• Dataset entries:
---

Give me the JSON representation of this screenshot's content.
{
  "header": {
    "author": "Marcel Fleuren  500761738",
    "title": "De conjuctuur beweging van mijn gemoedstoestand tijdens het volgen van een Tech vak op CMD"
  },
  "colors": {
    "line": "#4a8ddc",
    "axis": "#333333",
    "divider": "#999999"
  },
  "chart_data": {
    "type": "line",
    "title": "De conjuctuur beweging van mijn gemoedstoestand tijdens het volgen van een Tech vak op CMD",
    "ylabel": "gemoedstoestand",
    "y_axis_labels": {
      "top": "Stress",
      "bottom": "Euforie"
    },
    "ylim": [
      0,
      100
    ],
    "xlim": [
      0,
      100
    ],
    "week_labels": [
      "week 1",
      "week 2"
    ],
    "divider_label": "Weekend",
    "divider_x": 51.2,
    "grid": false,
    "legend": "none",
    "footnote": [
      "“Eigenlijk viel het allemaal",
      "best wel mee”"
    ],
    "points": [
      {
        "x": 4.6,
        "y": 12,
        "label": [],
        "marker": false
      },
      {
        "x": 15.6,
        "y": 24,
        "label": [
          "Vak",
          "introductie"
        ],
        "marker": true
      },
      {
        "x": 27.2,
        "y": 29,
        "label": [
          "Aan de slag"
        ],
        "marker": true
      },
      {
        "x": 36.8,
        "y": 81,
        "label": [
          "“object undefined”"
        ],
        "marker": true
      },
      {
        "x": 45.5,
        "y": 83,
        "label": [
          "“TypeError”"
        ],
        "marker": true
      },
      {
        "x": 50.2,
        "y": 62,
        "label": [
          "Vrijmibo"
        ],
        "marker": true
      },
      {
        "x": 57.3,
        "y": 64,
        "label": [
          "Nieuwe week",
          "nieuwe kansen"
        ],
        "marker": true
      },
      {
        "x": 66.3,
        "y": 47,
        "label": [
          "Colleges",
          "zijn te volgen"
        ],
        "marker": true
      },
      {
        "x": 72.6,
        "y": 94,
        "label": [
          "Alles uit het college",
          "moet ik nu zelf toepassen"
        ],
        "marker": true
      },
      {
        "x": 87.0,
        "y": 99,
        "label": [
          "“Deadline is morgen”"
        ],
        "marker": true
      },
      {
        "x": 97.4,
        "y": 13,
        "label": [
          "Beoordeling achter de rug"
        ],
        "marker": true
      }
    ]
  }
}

---

• What the task requires:
Write the entire listing out again, word for word.

• Problem solution:
Give me the JSON representation of this screenshot's content.
{
  "header": {
    "author": "Marcel Fleuren  500761738",
    "title": "De conjuctuur beweging van mijn gemoedstoestand tijdens het volgen van een Tech vak op CMD"
  },
  "colors": {
    "line": "#4a8ddc",
    "axis": "#333333",
    "divider": "#999999"
  },
  "chart_data": {
    "type": "line",
    "title": "De conjuctuur beweging van mijn gemoedstoestand tijdens het volgen van een Tech vak op CMD",
    "ylabel": "gemoedstoestand",
    "y_axis_labels": {
      "top": "Stress",
      "bottom": "Euforie"
    },
    "ylim": [
      0,
      100
    ],
    "xlim": [
      0,
      100
    ],
    "week_labels": [
      "week 1",
      "week 2"
    ],
    "divider_label": "Weekend",
    "divider_x": 51.2,
    "grid": false,
    "legend": "none",
    "footnote": [
      "“Eigenlijk viel het allemaal",
      "best wel mee”"
    ],
    "points": [
      {
        "x": 4.6,
        "y": 12,
        "label": [],
        "marker": false
      },
      {
        "x": 15.6,
        "y": 24,
        "label": [
          "Vak",
          "introductie"
        ],
        "marker": true
      },
      {
        "x": 27.2,
        "y": 29,
        "label": [
          "Aan de slag"
        ],
        "marker": true
      },
      {
        "x": 36.8,
        "y": 81,
        "label": [
          "“object undefined”"
        ],
        "marker": true
      },
      {
        "x": 45.5,
        "y": 83,
        "label": [
          "“TypeError”"
        ],
        "marker": true
      },
      {
        "x": 50.2,
        "y": 62,
        "label": [
          "Vrijmibo"
        ],
        "marker": true
      },
      {
        "x": 57.3,
        "y": 64,
        "label": [
          "Nieuwe week",
          "nieuwe kansen"
        ],
        "marker": true
      },
      {
        "x": 66.3,
        "y": 47,
        "label": [
          "Colleges",
          "zijn te volgen"
        ],
        "marker": true
      },
      {
        "x": 72.6,
        "y": 94,
        "label": [
          "Alles uit het college",
          "moet ik nu zelf toepassen"
        ],
        "marker": true
      },
      {
        "x": 87.0,
        "y": 99,
        "label": [
          "“Deadline is morgen”"
        ],
        "marker": true
      },
      {
        "x": 97.4,
        "y": 13,
        "label": [
          "Beoordeling achter de rug"
        ],
        "marker": true
      }
    ]
  }
}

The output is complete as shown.